Check every line below for the word "What" and give only the number of lines where it appears.

***** Entries provided

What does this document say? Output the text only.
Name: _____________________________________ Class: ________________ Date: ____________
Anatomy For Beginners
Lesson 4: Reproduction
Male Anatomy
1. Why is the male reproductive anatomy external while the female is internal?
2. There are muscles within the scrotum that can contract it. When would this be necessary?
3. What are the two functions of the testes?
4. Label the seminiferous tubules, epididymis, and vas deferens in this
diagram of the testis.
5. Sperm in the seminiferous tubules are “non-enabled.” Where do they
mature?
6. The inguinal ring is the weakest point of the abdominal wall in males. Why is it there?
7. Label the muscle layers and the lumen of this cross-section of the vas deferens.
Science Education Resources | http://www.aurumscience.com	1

**********

= The result =
2